*WHAT TO WORK ON*: As you look over the data below, please find each line where the word "phenotype" appears, then copy it.

Dataset entries
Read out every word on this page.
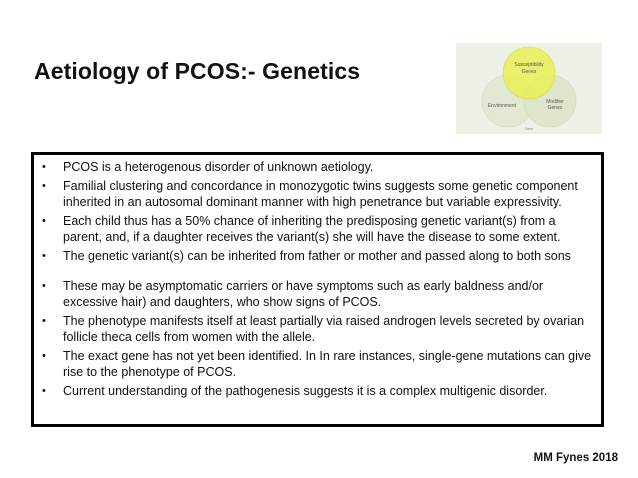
Aetiology of PCOS:- Genetics	Susceptibility
Genes
Environment
Modifier
Genes
Gene
• PCOS is a heterogenous disorder of unknown aetiology.
• Familial clustering and concordance in monozygotic twins suggests some genetic component inherited in an autosomal dominant manner with high penetrance but variable expressivity.
• Each child thus has a 50% chance of inheriting the predisposing genetic variant(s) from a parent, and, if a daughter receives the variant(s) she will have the disease to some extent.
• The genetic variant(s) can be inherited from father or mother and passed along to both sons
• These may be asymptomatic carriers or have symptoms such as early baldness and/or excessive hair) and daughters, who show signs of PCOS.
• The phenotype manifests itself at least partially via raised androgen levels secreted by ovarian follicle theca cells from women with the allele.
• The exact gene has not yet been identified. In In rare instances, single-gene mutations can give rise to the phenotype of PCOS.
• Current understanding of the pathogenesis suggests it is a complex multigenic disorder.
MM Fynes 2018
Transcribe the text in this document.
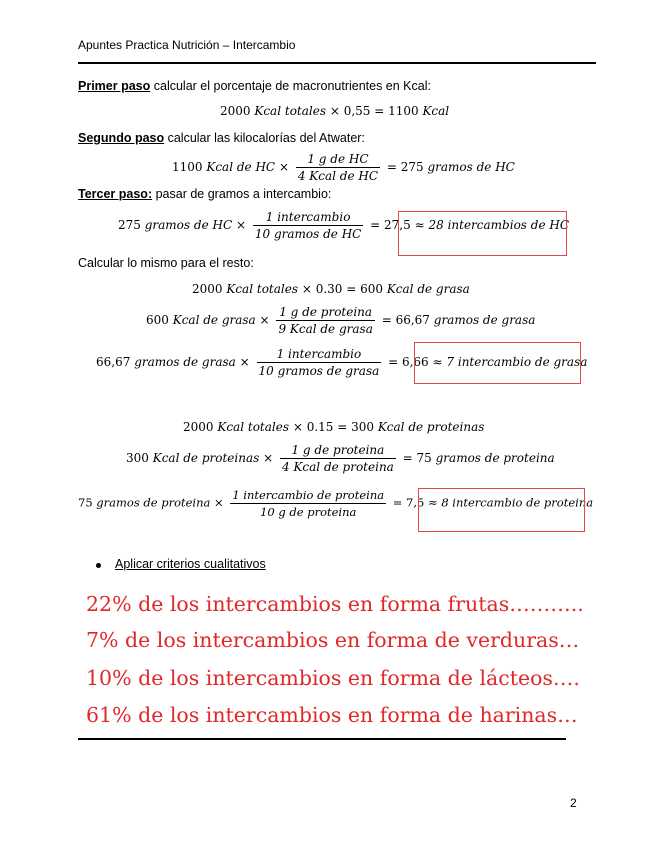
Apuntes Practica Nutrición – Intercambio
Primer paso calcular el porcentaje de macronutrientes en Kcal:
2000 Kcal totales × 0,55 = 1100 Kcal
Segundo paso calcular las kilocalorías del Atwater:
1100 Kcal de HC × $\frac{\text{1 g de HC}}{\text{4 Kcal de HC}} = 275$ gramos de HC
Tercer paso: pasar de gramos a intercambio:
275 gramos de HC × $\frac{\text{1 intercambio}}{\text{10 gramos de HC}} = 27,5 \approx 28$ intercambios de HC
Calcular lo mismo para el resto:
2000 Kcal totales × 0.30 = 600 Kcal de grasa
600 Kcal de grasa × $\frac{\text{1 g de proteina}}{\text{9 Kcal de grasa}} = 66,67$ gramos de grasa
66,67 gramos de grasa × $\frac{\text{1 intercambio}}{\text{10 gramos de grasa}} = 6,66 \approx 7$ intercambio de grasa
2000 Kcal totales × 0.15 = 300 Kcal de proteinas
300 Kcal de proteinas × $\frac{\text{1 g de proteina}}{\text{4 Kcal de proteina}} = 75$ gramos de proteina
75 gramos de proteina × $\frac{\text{1 intercambio de proteina}}{\text{10 g de proteina}} = 7,5 \approx 8$ intercambio de proteina
Aplicar criterios cualitativos
22% de los intercambios en forma frutas………..
7% de los intercambios en forma de verduras…
10% de los intercambios en forma de lácteos….
61% de los intercambios en forma de harinas…
2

*EXERCISE ANSWER*:
• The phenotype manifests itself at least partially via raised androgen levels secreted by ovarian follicle theca cells from women with the allele.
• The exact gene has not yet been identified. In In rare instances, single-gene mutations can give rise to the phenotype of PCOS.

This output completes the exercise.